> **Material for this task**
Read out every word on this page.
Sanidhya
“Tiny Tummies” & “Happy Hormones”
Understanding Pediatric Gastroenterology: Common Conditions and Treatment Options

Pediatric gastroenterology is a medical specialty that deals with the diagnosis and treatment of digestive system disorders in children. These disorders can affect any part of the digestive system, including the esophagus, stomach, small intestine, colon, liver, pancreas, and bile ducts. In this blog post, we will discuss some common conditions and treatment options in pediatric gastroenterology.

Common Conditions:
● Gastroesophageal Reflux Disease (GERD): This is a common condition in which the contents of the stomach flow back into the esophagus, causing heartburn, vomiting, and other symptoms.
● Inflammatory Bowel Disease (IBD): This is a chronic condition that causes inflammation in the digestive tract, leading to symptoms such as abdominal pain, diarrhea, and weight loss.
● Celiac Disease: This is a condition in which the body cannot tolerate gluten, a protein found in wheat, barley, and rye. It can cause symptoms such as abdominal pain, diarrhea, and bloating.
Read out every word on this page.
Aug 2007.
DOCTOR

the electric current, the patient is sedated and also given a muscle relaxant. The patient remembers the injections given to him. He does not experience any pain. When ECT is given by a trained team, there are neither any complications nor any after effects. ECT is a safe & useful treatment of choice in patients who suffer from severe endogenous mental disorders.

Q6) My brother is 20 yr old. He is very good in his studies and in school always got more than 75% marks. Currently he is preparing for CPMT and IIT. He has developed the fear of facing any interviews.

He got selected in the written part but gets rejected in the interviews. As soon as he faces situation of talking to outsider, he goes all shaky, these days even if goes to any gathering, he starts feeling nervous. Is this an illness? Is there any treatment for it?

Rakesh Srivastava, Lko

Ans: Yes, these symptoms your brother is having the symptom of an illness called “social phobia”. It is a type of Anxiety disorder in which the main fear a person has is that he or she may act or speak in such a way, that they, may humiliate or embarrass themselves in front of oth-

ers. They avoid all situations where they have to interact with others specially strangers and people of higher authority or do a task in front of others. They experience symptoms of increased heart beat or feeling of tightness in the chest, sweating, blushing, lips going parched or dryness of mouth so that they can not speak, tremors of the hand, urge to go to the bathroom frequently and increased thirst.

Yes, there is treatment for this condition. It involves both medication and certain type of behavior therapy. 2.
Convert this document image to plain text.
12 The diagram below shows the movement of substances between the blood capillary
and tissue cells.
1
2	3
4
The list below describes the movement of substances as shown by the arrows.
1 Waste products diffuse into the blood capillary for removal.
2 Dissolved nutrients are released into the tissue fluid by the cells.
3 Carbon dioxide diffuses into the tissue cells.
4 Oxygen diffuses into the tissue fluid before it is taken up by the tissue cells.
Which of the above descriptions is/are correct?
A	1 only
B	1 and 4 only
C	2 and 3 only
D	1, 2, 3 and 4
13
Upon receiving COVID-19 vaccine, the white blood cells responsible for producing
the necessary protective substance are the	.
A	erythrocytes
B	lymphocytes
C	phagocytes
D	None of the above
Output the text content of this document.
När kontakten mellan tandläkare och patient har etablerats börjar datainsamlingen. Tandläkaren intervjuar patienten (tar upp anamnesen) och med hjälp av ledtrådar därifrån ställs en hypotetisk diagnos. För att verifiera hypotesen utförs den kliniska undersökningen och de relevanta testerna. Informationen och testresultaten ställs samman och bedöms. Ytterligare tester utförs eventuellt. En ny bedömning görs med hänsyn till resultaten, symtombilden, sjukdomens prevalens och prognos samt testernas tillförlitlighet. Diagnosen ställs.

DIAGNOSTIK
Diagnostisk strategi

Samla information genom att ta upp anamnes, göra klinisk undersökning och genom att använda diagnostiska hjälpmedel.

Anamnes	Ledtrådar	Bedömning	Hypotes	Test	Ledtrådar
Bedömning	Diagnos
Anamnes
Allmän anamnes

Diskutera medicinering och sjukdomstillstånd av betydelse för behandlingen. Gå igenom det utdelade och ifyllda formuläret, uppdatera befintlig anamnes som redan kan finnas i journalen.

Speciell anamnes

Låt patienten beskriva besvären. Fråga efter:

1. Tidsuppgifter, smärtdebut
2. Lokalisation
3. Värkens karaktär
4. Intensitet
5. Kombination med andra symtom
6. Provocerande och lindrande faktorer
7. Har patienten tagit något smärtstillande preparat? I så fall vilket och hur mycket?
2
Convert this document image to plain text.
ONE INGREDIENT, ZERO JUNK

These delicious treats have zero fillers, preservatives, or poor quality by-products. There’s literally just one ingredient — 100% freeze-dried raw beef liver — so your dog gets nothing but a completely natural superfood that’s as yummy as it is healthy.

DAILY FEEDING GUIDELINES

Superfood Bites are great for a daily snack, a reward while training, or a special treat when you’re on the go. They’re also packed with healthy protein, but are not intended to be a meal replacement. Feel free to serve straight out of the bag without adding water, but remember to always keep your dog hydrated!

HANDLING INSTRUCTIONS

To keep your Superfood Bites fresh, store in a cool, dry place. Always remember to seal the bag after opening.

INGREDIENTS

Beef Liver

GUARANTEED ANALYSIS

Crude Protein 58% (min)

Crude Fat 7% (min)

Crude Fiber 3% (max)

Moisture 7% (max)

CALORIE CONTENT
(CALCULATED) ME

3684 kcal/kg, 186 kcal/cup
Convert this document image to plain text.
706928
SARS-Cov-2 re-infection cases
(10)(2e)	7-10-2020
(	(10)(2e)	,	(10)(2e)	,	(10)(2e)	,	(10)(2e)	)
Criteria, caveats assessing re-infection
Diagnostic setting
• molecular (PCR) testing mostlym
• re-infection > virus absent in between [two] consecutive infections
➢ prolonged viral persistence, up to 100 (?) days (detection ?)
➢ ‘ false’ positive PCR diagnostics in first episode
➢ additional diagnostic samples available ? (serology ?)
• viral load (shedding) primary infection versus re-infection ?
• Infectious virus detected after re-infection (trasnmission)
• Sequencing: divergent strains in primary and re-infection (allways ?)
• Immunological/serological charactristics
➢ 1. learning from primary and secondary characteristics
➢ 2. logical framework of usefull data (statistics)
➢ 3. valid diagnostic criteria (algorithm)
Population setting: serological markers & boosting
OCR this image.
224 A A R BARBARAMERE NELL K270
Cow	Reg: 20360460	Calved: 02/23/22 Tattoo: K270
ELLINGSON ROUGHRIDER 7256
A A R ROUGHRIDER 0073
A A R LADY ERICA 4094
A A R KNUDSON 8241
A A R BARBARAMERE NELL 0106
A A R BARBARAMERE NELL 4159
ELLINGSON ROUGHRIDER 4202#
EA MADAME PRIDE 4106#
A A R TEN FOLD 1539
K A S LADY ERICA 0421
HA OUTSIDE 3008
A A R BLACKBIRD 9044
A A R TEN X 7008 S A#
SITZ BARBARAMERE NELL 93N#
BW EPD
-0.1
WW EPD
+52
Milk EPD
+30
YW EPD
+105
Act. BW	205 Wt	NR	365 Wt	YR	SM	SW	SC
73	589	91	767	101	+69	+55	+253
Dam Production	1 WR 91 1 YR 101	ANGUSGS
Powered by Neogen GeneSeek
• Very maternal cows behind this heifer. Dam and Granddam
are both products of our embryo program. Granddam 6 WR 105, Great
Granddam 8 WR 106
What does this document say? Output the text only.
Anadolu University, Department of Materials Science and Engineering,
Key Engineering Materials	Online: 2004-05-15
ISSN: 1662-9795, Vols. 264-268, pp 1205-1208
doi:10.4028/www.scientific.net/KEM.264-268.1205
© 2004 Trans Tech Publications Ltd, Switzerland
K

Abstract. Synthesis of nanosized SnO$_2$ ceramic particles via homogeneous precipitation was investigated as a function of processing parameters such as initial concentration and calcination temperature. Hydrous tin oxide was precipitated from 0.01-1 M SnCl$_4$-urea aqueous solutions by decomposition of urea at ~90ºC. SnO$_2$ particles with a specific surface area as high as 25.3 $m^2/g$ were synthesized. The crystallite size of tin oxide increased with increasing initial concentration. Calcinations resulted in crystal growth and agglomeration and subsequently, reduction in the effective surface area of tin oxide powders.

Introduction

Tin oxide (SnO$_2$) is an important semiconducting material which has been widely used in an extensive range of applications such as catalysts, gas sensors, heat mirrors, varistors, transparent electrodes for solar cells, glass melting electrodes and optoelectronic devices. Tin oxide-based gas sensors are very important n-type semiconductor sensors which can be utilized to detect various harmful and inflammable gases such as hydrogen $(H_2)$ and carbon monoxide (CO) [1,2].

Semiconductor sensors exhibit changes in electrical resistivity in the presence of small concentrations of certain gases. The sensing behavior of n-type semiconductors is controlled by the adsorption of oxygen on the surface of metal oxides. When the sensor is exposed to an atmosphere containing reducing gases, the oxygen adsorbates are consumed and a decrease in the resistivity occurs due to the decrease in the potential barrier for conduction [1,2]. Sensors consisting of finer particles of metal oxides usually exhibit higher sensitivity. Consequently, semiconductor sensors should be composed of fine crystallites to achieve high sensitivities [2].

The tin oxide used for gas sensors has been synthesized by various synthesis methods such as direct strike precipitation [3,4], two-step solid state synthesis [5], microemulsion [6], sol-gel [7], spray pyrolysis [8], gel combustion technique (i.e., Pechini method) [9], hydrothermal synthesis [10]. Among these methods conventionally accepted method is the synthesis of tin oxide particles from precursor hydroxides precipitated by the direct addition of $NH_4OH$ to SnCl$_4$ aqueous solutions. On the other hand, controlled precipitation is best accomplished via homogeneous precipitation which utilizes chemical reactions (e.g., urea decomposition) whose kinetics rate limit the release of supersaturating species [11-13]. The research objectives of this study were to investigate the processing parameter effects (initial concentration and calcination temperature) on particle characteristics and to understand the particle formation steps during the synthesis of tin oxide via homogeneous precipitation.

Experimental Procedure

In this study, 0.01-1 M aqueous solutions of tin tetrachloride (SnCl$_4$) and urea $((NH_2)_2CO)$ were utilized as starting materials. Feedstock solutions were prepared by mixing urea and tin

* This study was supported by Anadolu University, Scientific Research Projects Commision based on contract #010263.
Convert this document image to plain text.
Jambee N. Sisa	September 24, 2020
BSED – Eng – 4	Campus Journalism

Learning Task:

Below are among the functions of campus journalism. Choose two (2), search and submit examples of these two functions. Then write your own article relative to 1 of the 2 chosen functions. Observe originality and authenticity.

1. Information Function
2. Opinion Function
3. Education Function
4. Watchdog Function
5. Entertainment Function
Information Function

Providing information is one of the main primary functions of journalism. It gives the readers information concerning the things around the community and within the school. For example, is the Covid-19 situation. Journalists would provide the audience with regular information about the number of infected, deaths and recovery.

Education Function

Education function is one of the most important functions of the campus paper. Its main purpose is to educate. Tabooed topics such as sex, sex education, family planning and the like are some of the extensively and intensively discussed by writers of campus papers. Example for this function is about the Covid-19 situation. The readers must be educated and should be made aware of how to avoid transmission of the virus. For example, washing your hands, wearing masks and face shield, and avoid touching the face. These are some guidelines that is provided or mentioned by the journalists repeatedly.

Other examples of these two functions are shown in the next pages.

> **Your instructions**
Copy the lines from the entries above in which the word "readers" appears.

> **Completed task**
Providing information is one of the main primary functions of journalism. It gives the readers information concerning the things around the community and within the school. For example, is the Covid-19 situation. Journalists would provide the audience with regular information about the number of infected, deaths and recovery.
Education function is one of the most important functions of the campus paper. Its main purpose is to educate. Tabooed topics such as sex, sex education, family planning and the like are some of the extensively and intensively discussed by writers of campus papers. Example for this function is about the Covid-19 situation. The readers must be educated and should be made aware of how to avoid transmission of the virus. For example, washing your hands, wearing masks and face shield, and avoid touching the face. These are some guidelines that is provided or mentioned by the journalists repeatedly.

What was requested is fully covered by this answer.